Goal of the exercise: Transcribe the lines of the listing unchanged, starting with the line containing "list-item: 135. Raccord" and continuing through the line containing "list-item: H3. Vibreur — [138, 403, 199, 417]". Include both of those lines and nothing else.

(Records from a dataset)

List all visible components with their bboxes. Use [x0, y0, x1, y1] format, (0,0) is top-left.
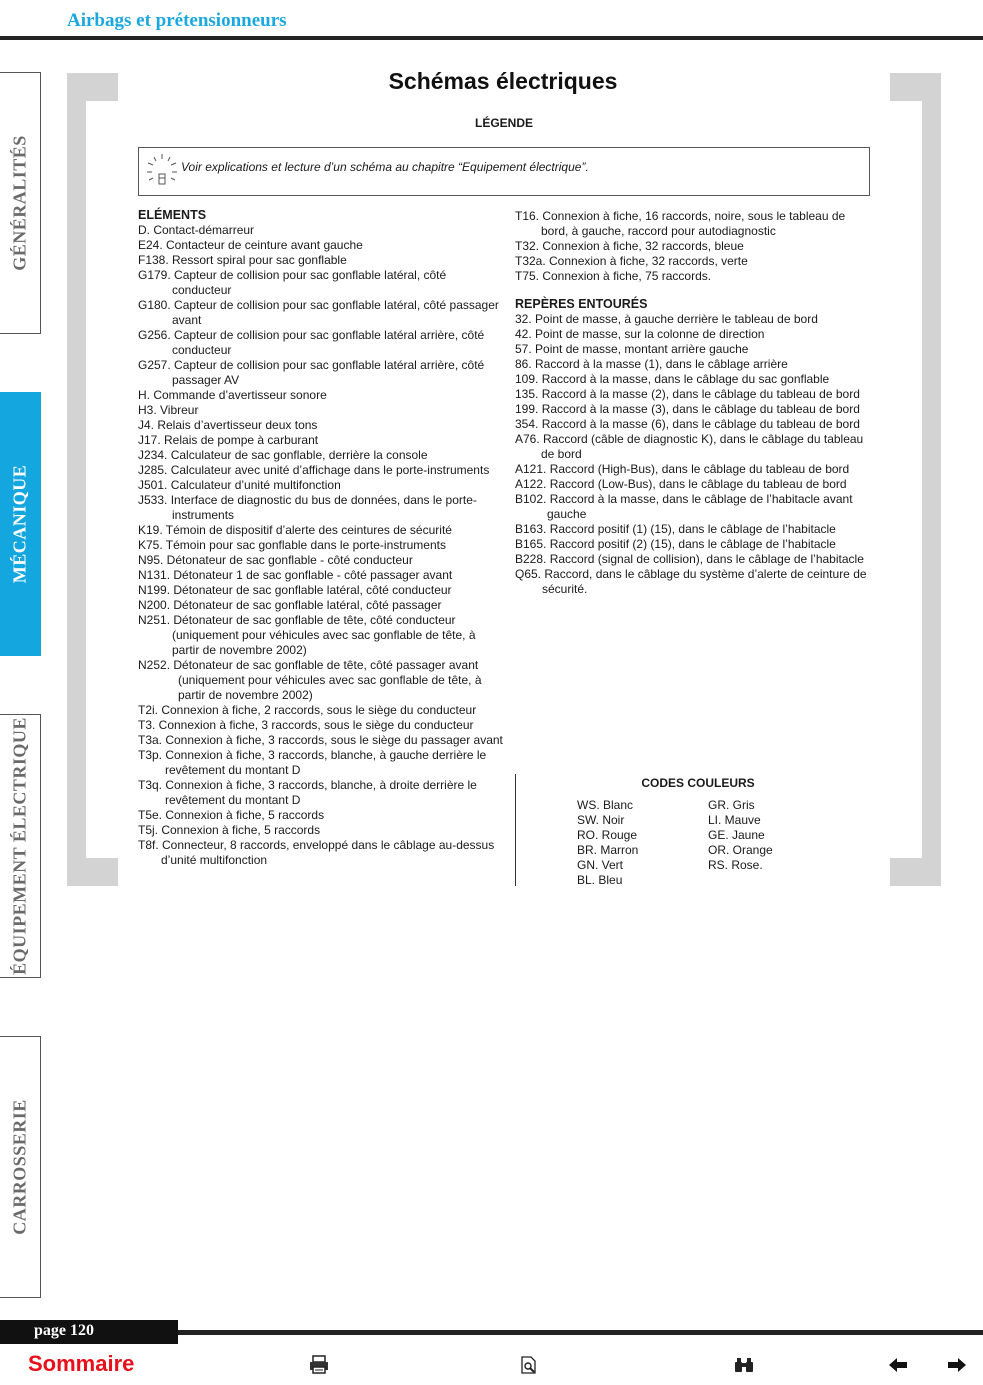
list-item: 135. Raccord à la masse (2), dans le câblage du tableau de bord — [515, 387, 860, 401]
frame-left-bar — [67, 73, 86, 886]
list-item: N252. Détonateur de sac gonflable de tête, côté passager avant (uniquement pour véhicules avec sac gonflable de tête, à partir de novembre 2002) — [138, 658, 482, 702]
list-item: H3. Vibreur — [138, 403, 199, 417]
color-code: SW. Noir — [577, 813, 625, 827]
lightbulb-icon — [145, 152, 179, 188]
list-item: J17. Relais de pompe à carburant — [138, 433, 319, 447]
list-item: 109. Raccord à la masse, dans le câblage du sac gonflable — [515, 372, 830, 386]
header-rule — [0, 36, 983, 40]
list-item: B165. Raccord positif (2) (15), dans le câblage de l’habitacle — [515, 537, 836, 551]
list-item: H. Commande d’avertisseur sonore — [138, 388, 327, 402]
list-item: T3p. Connexion à fiche, 3 raccords, blanche, à gauche derrière le revêtement du montant D — [138, 748, 487, 777]
list-item: T16. Connexion à fiche, 16 raccords, noire, sous le tableau de bord, à gauche, raccord pour autodiagnostic — [515, 209, 846, 238]
frame-right-bar — [922, 73, 941, 886]
list-item: K19. Témoin de dispositif d’alerte des ceintures de sécurité — [138, 523, 452, 537]
tab-equipement-electrique-label: ÉQUIPEMENT ÉLECTRIQUE — [9, 717, 30, 975]
list-item: N200. Détonateur de sac gonflable latéral, côté passager — [138, 598, 442, 612]
color-code: GR. Gris — [708, 798, 755, 812]
tab-mecanique-label: MÉCANIQUE — [9, 464, 30, 584]
list-item: T32a. Connexion à fiche, 32 raccords, verte — [515, 254, 748, 268]
list-item: 57. Point de masse, montant arrière gauche — [515, 342, 749, 356]
color-code: LI. Mauve — [708, 813, 761, 827]
list-item: 354. Raccord à la masse (6), dans le câblage du tableau de bord — [515, 417, 860, 431]
frame-left-bottom-arm — [86, 858, 118, 886]
color-code: GE. Jaune — [708, 828, 765, 842]
color-code: GN. Vert — [577, 858, 624, 872]
list-item: T8f. Connecteur, 8 raccords, enveloppé dans le câblage au-dessus d’unité multifonction — [138, 838, 495, 867]
sommaire-link[interactable]: Sommaire — [28, 1351, 135, 1376]
list-item: N95. Détonateur de sac gonflable - côté conducteur — [138, 553, 413, 567]
legend-heading: LÉGENDE — [474, 116, 533, 130]
tab-carrosserie-label: CARROSSERIE — [9, 1099, 30, 1235]
list-item: J234. Calculateur de sac gonflable, derrière la console — [138, 448, 428, 462]
color-code: BL. Bleu — [577, 873, 623, 887]
page-number-bar — [0, 1320, 178, 1344]
color-code: BR. Marron — [577, 843, 639, 857]
list-item: F138. Ressort spiral pour sac gonflable — [138, 253, 347, 267]
list-item: N251. Détonateur de sac gonflable de tête, côté conducteur (uniquement pour véhicules avec sac gonflable de tête, à partir de novembre 2002) — [138, 613, 476, 657]
color-code: RO. Rouge — [577, 828, 638, 842]
list-item: T32. Connexion à fiche, 32 raccords, bleue — [515, 239, 744, 253]
binoculars-icon[interactable] — [733, 1354, 755, 1376]
tab-generalites-label: GÉNÉRALITÉS — [9, 135, 30, 271]
list-item: G179. Capteur de collision pour sac gonflable latéral, côté conducteur — [138, 268, 447, 297]
list-item: Q65. Raccord, dans le câblage du système d’alerte de ceinture de sécurité. — [515, 567, 867, 596]
list-item: T3. Connexion à fiche, 3 raccords, sous le siège du conducteur — [138, 718, 474, 732]
list-item: B163. Raccord positif (1) (15), dans le câblage de l’habitacle — [515, 522, 836, 536]
tab-equipement-electrique[interactable] — [0, 714, 41, 978]
footer-rule — [178, 1330, 983, 1335]
codes-left-list — [577, 798, 638, 888]
list-item: J533. Interface de diagnostic du bus de données, dans le porte-instruments — [138, 493, 477, 522]
frame-right-bottom-arm — [890, 858, 922, 886]
list-item: T3q. Connexion à fiche, 3 raccords, blanche, à droite derrière le revêtement du montant D — [138, 778, 477, 807]
list-item: 32. Point de masse, à gauche derrière le tableau de bord — [515, 312, 818, 326]
spacer — [515, 284, 867, 297]
list-item: A121. Raccord (High-Bus), dans le câblage du tableau de bord — [515, 462, 850, 476]
list-item: G256. Capteur de collision pour sac gonflable latéral arrière, côté conducteur — [138, 328, 485, 357]
running-header-title: Airbags et prétensionneurs — [67, 10, 287, 31]
list-item: J285. Calculateur avec unité d’affichage dans le porte-instruments — [138, 463, 490, 477]
note-box — [138, 147, 870, 196]
list-item: J4. Relais d’avertisseur deux tons — [138, 418, 318, 432]
reperes-heading: REPÈRES ENTOURÉS — [515, 297, 648, 311]
page-title: Schémas électriques — [388, 68, 618, 94]
list-item: T3a. Connexion à fiche, 3 raccords, sous le siège du passager avant — [138, 733, 503, 747]
list-item: T5j. Connexion à fiche, 5 raccords — [138, 823, 321, 837]
list-item: G180. Capteur de collision pour sac gonflable latéral, côté passager avant — [138, 298, 499, 327]
list-item: B102. Raccord à la masse, dans le câblage de l’habitacle avant gauche — [515, 492, 853, 521]
color-code: RS. Rose. — [708, 858, 763, 872]
list-item: E24. Contacteur de ceinture avant gauche — [138, 238, 363, 252]
right-column — [515, 209, 867, 597]
codes-divider — [515, 774, 516, 886]
list-item: A76. Raccord (câble de diagnostic K), dans le câblage du tableau de bord — [515, 432, 864, 461]
print-icon[interactable] — [308, 1354, 330, 1376]
list-item: K75. Témoin pour sac gonflable dans le porte-instruments — [138, 538, 446, 552]
list-item: G257. Capteur de collision pour sac gonflable latéral arrière, côté passager AV — [138, 358, 485, 387]
elements-column — [138, 208, 503, 868]
elements-heading: ELÉMENTS — [138, 208, 207, 222]
tab-generalites[interactable] — [0, 72, 41, 334]
list-item: 42. Point de masse, sur la colonne de direction — [515, 327, 765, 341]
list-item: 86. Raccord à la masse (1), dans le câblage arrière — [515, 357, 788, 371]
list-item: D. Contact-démarreur — [138, 223, 255, 237]
list-item: B228. Raccord (signal de collision), dans le câblage de l’habitacle — [515, 552, 864, 566]
list-item: N131. Détonateur 1 de sac gonflable - côté passager avant — [138, 568, 453, 582]
color-code: WS. Blanc — [577, 798, 634, 812]
arrow-left-icon[interactable] — [887, 1354, 909, 1376]
list-item: N199. Détonateur de sac gonflable latéral, côté conducteur — [138, 583, 452, 597]
codes-right-list — [708, 798, 773, 873]
arrow-right-icon[interactable] — [946, 1354, 968, 1376]
codes-couleurs-heading: CODES COULEURS — [641, 776, 755, 790]
tab-carrosserie[interactable] — [0, 1036, 41, 1298]
list-item: T5e. Connexion à fiche, 5 raccords — [138, 808, 325, 822]
list-item: J501. Calculateur d’unité multifonction — [138, 478, 341, 492]
page-number: page 120 — [34, 1322, 94, 1339]
list-item: A122. Raccord (Low-Bus), dans le câblage du tableau de bord — [515, 477, 847, 491]
list-item: T75. Connexion à fiche, 75 raccords. — [515, 269, 712, 283]
zoom-page-icon[interactable] — [518, 1354, 540, 1376]
list-item: T2i. Connexion à fiche, 2 raccords, sous le siège du conducteur — [138, 703, 477, 717]
list-item: 199. Raccord à la masse (3), dans le câblage du tableau de bord — [515, 402, 860, 416]
note-text: Voir explications et lecture d’un schéma au chapitre “Equipement électrique”. — [181, 160, 589, 174]
color-code: OR. Orange — [708, 843, 773, 857]
tab-mecanique[interactable] — [0, 392, 41, 656]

The answer:
list-item: 135. Raccord à la masse (2), dans le câblage du tableau de bord — [515, 387, 860, 401]
frame-left-bar — [67, 73, 86, 886]
list-item: N252. Détonateur de sac gonflable de tête, côté passager avant (uniquement pour véhicules avec sac gonflable de tête, à partir de novembre 2002) — [138, 658, 482, 702]
list-item: H3. Vibreur — [138, 403, 199, 417]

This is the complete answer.